**Requirements**
Read through the records below and copy each line that uses the word "truck".

(Records excerpted from a collection)
-- Start --
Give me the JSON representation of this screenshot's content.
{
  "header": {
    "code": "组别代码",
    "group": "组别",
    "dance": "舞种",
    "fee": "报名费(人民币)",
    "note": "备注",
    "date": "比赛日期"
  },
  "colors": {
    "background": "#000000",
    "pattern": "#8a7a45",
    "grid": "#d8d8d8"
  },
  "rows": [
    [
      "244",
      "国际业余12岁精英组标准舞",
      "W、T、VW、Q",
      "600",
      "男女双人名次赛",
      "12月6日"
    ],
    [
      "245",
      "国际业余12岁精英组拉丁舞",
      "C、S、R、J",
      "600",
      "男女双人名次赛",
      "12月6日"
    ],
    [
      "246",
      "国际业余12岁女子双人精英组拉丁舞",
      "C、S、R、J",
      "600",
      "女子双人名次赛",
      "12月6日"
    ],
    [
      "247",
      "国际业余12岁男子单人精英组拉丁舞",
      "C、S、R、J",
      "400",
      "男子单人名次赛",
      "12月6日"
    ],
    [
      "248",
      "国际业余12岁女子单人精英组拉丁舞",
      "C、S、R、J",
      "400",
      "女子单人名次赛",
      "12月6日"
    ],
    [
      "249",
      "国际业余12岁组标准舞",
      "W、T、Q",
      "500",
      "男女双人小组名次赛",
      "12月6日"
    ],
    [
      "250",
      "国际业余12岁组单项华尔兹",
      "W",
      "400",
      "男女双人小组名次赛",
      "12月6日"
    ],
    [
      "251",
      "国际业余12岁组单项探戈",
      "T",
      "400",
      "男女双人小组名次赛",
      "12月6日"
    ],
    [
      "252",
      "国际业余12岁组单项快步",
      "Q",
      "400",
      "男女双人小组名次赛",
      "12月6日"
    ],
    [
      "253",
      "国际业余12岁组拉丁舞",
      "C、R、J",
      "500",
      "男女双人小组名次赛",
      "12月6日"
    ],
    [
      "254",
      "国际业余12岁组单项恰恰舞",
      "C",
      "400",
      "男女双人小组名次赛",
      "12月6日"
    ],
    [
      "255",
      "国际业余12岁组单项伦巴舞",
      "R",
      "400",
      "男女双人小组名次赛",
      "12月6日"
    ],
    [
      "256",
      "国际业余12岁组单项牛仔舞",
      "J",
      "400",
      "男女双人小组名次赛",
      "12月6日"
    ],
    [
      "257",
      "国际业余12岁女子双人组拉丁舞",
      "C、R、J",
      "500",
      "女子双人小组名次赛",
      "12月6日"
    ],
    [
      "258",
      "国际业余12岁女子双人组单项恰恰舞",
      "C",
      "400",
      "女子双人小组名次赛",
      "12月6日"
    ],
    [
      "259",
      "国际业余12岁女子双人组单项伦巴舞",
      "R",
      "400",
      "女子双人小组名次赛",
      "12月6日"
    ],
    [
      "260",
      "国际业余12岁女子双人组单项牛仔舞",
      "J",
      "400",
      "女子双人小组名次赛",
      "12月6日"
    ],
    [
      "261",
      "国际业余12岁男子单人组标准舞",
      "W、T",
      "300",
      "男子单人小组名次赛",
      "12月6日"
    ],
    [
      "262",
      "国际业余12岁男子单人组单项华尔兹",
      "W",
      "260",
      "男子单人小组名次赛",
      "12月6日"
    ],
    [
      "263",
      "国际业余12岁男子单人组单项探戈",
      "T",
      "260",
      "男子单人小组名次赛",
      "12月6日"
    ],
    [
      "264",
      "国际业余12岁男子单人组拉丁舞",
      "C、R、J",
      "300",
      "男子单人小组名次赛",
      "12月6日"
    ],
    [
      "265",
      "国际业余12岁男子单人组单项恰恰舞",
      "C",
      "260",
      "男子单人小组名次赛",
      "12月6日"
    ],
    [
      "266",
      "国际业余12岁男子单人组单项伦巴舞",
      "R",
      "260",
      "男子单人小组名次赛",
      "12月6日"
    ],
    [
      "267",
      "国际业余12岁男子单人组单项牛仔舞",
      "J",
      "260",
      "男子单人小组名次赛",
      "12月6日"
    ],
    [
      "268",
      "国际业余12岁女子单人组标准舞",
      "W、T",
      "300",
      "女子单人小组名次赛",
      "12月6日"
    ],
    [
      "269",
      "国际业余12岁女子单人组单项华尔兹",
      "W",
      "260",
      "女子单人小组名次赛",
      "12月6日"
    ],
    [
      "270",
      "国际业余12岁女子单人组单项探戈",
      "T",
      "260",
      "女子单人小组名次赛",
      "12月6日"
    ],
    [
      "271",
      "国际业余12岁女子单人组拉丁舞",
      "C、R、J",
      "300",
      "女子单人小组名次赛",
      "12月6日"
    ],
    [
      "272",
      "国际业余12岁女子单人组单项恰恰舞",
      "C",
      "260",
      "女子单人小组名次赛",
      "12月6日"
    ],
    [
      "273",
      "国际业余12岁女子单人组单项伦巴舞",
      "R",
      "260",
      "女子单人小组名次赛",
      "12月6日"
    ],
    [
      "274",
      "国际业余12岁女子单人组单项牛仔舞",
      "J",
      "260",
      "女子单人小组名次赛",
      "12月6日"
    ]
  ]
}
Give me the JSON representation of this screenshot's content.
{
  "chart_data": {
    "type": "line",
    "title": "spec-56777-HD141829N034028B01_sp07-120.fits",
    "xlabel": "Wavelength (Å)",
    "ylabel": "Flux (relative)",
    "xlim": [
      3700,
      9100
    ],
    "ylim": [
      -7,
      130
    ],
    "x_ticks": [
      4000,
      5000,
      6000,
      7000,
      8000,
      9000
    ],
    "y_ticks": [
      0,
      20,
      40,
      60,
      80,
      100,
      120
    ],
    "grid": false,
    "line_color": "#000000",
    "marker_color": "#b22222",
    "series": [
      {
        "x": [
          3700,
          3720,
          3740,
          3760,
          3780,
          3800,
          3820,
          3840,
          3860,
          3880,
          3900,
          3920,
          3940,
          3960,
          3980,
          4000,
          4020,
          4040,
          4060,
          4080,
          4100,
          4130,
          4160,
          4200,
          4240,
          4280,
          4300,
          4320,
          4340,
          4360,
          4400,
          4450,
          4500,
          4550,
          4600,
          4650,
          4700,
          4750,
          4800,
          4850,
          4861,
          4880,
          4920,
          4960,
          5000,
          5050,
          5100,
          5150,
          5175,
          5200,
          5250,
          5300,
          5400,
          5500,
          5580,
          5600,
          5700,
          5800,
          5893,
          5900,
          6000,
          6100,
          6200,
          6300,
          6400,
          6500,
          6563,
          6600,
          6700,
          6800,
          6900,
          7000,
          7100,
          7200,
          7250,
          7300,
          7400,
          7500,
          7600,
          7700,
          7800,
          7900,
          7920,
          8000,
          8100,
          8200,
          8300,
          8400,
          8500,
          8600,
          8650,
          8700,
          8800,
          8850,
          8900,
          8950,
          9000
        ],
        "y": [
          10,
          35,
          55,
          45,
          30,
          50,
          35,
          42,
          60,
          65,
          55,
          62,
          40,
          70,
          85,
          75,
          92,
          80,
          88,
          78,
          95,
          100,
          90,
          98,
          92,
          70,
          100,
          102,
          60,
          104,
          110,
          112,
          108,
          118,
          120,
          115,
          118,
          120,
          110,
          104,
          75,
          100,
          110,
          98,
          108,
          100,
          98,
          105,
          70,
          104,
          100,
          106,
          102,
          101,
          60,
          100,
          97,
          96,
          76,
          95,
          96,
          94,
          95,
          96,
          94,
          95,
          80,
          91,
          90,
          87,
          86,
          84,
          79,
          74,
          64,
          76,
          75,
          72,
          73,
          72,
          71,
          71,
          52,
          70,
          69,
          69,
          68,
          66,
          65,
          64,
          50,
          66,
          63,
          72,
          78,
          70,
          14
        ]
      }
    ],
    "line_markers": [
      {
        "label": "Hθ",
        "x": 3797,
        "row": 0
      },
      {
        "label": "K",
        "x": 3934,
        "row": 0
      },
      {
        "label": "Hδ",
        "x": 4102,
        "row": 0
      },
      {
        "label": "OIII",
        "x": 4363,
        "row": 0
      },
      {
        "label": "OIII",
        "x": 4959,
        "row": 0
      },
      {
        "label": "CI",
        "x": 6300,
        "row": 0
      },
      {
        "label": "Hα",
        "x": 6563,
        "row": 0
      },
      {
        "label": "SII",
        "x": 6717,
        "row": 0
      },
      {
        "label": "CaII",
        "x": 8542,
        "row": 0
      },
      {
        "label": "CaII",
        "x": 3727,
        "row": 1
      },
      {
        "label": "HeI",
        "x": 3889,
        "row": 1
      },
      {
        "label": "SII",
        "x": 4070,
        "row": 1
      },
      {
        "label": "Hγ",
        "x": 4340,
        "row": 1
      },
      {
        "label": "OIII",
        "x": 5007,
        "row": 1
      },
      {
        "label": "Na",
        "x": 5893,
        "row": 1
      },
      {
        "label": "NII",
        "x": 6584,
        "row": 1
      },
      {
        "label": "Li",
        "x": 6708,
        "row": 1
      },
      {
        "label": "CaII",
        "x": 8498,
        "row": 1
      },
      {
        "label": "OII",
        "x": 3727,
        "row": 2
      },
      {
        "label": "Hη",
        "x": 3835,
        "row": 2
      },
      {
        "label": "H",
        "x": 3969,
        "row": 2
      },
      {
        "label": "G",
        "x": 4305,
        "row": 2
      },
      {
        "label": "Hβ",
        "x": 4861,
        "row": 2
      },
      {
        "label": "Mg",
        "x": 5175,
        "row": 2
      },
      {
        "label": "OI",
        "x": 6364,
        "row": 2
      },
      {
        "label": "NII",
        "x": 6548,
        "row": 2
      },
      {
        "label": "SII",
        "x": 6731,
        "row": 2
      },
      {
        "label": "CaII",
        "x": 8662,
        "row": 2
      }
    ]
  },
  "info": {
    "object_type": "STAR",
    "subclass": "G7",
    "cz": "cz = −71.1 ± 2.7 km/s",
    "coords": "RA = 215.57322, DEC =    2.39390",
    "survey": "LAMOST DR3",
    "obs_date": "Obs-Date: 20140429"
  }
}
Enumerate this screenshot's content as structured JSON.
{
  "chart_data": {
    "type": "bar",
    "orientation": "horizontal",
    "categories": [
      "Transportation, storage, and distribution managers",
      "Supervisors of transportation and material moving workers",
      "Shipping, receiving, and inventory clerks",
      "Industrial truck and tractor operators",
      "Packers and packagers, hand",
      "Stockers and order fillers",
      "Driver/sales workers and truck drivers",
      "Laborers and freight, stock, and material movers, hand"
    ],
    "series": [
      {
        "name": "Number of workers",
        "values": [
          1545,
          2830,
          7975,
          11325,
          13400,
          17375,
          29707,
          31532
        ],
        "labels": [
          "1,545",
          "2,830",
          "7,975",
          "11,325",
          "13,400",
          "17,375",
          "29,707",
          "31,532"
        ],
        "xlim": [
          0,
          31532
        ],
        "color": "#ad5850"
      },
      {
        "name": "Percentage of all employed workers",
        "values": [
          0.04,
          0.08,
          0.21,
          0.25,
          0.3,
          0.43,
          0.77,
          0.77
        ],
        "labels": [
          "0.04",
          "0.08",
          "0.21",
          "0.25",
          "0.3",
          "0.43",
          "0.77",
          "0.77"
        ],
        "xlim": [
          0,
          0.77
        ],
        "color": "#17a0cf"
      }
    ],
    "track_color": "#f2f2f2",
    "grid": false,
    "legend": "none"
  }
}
-- End --
**Answer to the task**
      "Industrial truck and tractor operators",
      "Driver/sales workers and truck drivers",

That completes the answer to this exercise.